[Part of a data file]
^^^^

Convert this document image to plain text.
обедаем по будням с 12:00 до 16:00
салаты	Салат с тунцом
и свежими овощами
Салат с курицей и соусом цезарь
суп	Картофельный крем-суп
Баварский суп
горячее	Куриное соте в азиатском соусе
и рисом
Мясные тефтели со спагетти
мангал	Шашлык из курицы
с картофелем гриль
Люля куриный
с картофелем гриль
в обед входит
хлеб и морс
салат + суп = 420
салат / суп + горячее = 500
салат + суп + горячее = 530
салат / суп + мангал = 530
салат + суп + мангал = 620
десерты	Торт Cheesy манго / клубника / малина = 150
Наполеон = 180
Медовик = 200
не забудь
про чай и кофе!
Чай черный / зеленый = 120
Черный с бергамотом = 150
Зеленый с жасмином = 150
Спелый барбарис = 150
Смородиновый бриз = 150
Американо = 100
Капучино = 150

^^^^

**GOAL**
Copy out every line of the material above that mentions the word "горячее".

**COMPLETE RESPONSE**
горячее	Куриное соте в азиатском соусе
салат / суп + горячее = 500
салат + суп + горячее = 530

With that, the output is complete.